Exercise description: Scan the material that follows. Copy every line containing the word "maîtresse".

Input:
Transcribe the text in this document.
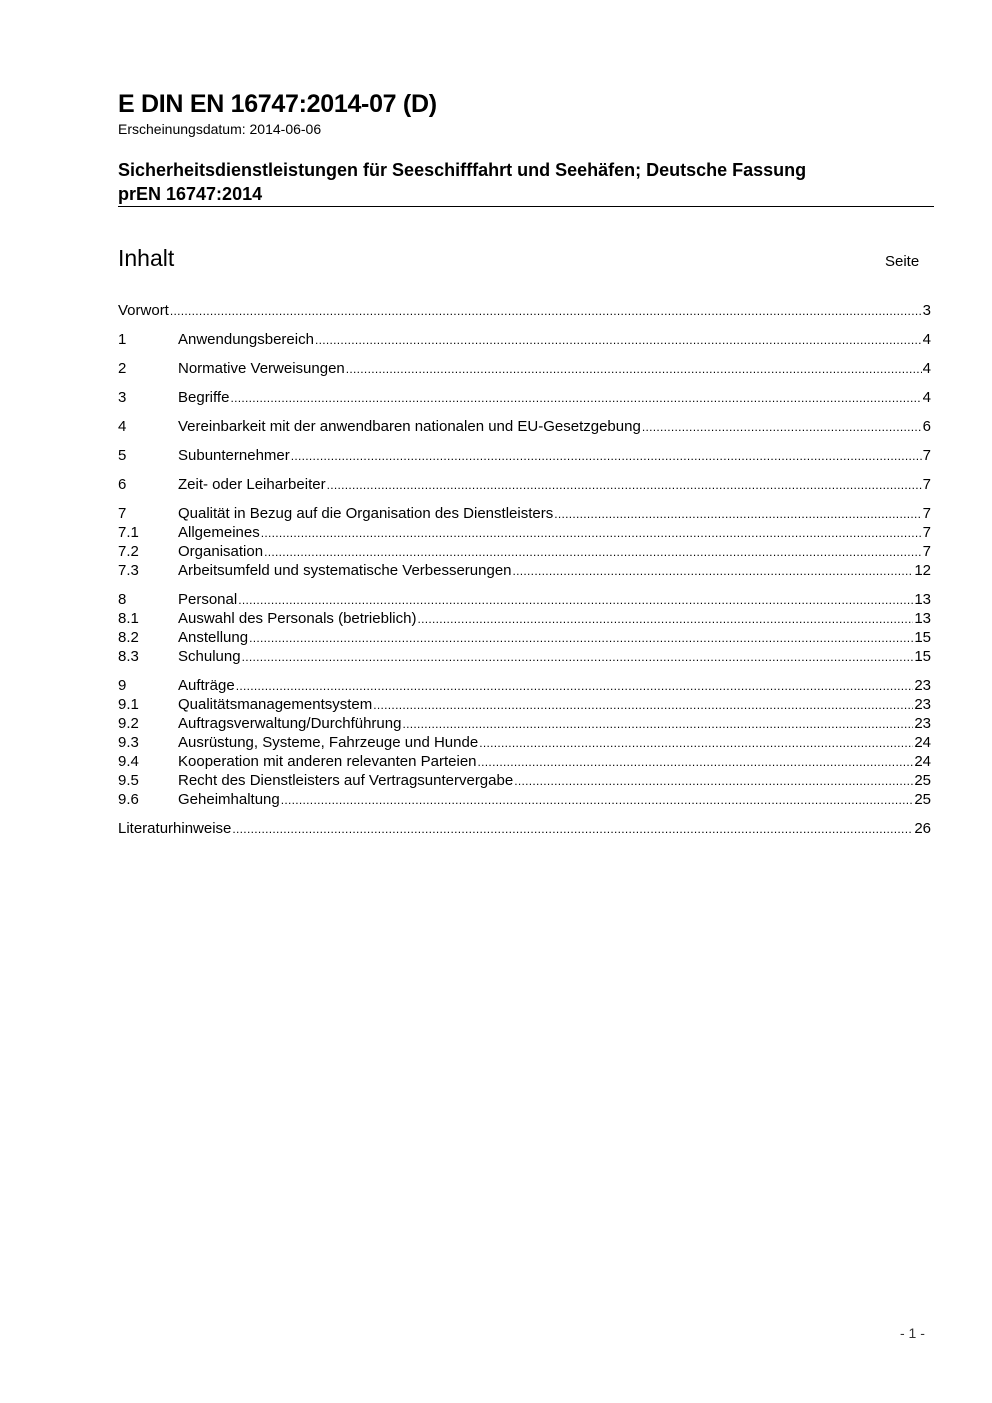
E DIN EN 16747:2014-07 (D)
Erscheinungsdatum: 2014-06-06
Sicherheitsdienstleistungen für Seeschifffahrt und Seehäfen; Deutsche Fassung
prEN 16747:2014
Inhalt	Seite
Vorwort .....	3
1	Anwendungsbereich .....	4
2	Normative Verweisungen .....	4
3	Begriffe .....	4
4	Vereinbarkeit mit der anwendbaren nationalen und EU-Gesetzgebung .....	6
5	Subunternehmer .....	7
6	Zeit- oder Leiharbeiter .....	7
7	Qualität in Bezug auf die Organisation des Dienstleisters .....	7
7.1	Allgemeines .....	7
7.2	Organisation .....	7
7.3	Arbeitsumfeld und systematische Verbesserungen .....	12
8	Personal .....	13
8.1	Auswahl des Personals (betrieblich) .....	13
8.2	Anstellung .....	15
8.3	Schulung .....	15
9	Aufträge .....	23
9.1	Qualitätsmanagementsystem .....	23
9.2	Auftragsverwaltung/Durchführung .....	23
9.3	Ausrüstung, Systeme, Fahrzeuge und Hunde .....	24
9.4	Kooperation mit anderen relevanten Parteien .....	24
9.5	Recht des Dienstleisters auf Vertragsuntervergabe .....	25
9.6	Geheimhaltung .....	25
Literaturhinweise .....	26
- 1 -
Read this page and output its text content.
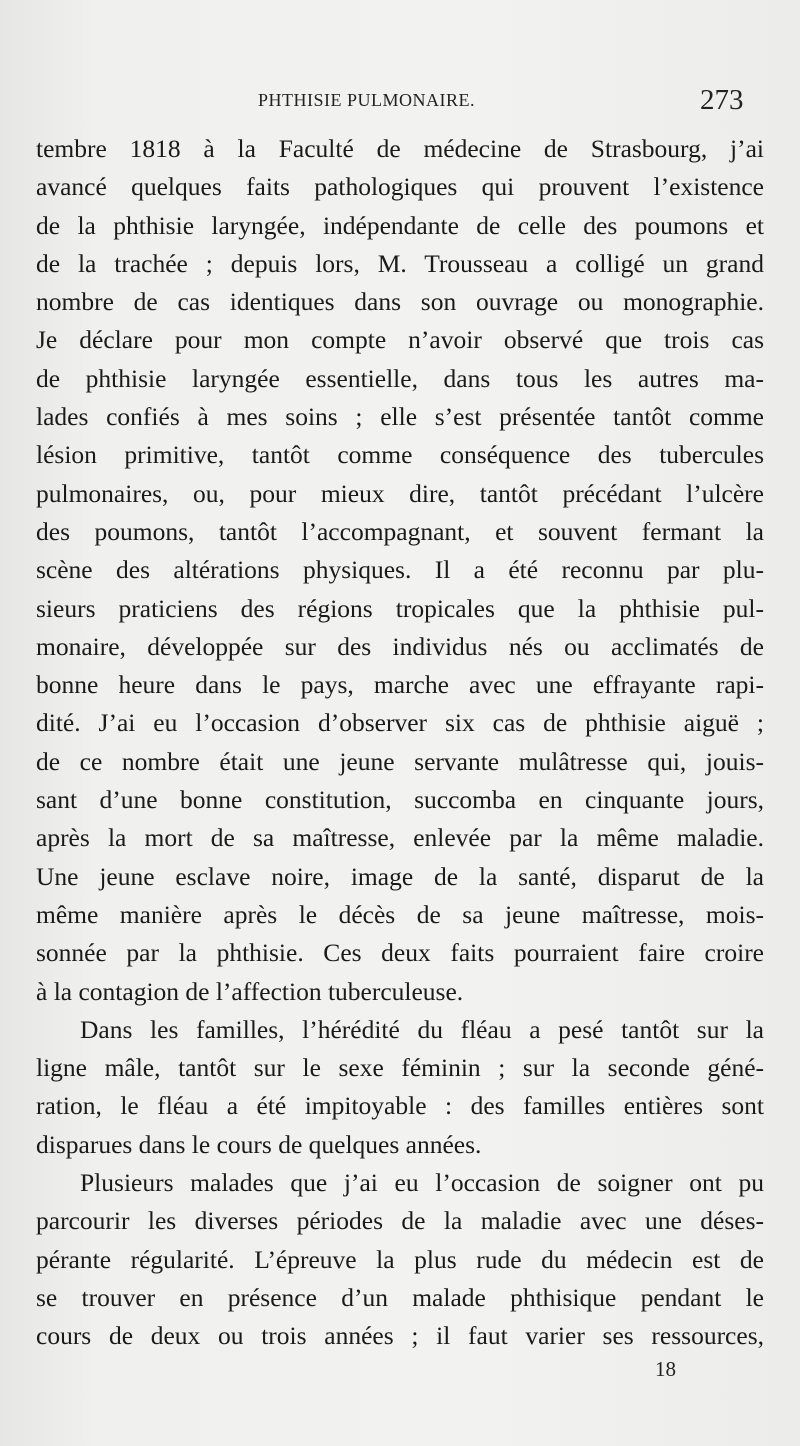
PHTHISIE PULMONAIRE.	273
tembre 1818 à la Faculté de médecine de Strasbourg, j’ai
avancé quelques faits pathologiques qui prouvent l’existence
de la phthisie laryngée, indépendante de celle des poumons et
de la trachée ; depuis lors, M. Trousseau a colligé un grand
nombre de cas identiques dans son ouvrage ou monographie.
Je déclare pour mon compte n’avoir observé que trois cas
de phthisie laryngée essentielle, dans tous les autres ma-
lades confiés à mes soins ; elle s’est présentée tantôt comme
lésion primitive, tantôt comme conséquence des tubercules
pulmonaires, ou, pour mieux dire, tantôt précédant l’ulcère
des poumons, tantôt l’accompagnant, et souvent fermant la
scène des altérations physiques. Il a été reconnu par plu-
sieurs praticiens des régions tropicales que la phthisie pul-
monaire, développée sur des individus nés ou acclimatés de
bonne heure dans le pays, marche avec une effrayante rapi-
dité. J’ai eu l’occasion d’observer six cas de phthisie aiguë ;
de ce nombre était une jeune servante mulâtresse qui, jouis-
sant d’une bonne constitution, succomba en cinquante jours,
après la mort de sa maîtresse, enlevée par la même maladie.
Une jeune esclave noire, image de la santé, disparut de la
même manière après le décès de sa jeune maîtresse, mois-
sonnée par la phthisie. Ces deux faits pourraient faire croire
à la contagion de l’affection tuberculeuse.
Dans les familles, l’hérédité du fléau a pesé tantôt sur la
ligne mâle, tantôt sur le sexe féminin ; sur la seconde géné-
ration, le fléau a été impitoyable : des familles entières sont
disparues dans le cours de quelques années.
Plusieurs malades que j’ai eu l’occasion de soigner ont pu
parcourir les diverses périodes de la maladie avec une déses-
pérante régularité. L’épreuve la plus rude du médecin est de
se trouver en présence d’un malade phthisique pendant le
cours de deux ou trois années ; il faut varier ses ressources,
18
---
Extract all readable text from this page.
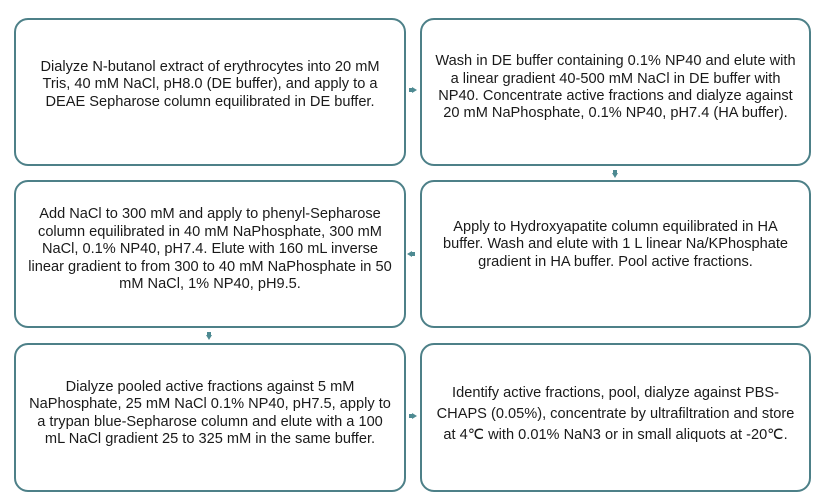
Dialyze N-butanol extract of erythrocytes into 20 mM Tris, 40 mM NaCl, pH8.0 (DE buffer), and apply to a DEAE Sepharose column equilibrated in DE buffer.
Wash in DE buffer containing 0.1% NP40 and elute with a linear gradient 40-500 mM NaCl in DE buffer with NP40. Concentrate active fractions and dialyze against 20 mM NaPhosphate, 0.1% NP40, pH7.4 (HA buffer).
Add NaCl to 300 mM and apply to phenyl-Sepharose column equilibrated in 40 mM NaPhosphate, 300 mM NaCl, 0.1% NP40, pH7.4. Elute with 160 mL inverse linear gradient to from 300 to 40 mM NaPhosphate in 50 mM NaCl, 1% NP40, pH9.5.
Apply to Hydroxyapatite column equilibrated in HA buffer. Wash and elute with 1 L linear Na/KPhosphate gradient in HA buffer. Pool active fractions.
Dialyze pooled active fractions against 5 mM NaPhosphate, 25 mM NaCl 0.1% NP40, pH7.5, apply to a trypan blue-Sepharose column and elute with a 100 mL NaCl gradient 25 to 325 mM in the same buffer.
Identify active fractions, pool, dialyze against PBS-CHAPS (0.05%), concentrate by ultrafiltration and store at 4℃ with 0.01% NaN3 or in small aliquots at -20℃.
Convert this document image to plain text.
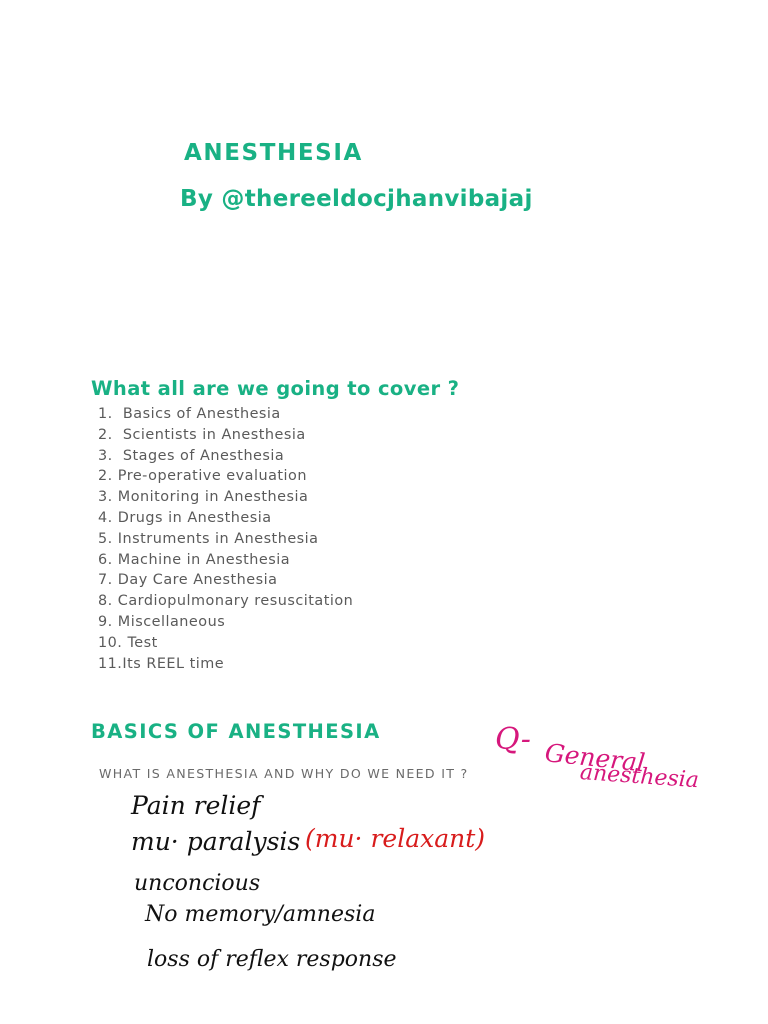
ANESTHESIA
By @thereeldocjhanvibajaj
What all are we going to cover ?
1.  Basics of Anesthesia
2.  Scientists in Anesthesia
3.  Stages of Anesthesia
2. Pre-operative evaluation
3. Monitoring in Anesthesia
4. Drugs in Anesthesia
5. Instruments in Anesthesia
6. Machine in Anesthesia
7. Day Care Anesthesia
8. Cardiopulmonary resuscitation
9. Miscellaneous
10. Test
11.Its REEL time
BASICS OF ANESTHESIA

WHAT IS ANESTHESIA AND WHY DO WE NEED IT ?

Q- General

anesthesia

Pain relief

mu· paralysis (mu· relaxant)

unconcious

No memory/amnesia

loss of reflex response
---
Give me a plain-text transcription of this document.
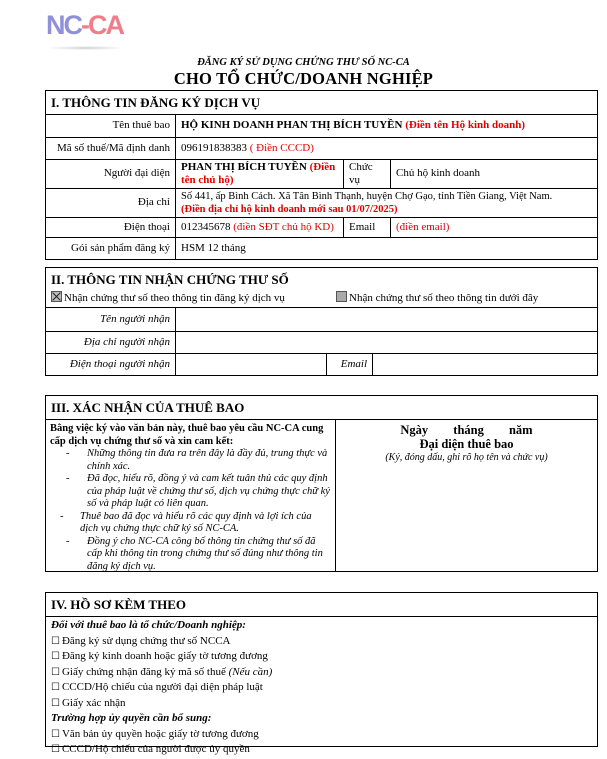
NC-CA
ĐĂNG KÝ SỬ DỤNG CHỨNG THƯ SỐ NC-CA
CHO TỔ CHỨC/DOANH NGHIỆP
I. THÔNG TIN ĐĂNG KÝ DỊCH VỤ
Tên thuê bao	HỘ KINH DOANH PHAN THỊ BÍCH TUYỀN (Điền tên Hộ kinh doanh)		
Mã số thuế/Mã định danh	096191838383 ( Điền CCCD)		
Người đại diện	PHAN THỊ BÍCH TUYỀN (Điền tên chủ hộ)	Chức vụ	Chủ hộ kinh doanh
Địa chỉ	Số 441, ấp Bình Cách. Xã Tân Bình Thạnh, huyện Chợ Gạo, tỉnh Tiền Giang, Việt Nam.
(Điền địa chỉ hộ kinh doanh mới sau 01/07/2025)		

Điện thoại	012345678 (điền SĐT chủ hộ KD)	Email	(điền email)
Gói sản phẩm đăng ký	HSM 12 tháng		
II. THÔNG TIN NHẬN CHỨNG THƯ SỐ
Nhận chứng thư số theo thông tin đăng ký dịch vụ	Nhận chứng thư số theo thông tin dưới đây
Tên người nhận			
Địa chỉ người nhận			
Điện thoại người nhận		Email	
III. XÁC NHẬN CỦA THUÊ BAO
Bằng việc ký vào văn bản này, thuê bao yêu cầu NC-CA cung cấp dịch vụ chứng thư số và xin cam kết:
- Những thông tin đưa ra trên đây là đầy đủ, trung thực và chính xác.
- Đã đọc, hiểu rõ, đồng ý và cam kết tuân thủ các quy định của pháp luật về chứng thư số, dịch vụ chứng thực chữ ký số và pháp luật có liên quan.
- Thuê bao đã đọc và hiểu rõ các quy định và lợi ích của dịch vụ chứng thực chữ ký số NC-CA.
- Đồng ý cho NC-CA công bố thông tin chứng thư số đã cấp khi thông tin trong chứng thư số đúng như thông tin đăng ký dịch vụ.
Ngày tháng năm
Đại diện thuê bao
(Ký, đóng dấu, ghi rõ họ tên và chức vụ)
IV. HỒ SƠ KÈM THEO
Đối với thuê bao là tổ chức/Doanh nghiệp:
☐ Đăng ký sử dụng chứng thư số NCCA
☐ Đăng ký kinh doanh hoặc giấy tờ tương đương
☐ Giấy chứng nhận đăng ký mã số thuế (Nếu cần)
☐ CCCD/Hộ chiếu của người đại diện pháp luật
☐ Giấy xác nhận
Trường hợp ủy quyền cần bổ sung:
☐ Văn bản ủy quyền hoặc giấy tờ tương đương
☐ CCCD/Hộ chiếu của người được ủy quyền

Written answer:
après la mort de sa maîtresse, enlevée par la même maladie.
même manière après le décès de sa jeune maîtresse, mois-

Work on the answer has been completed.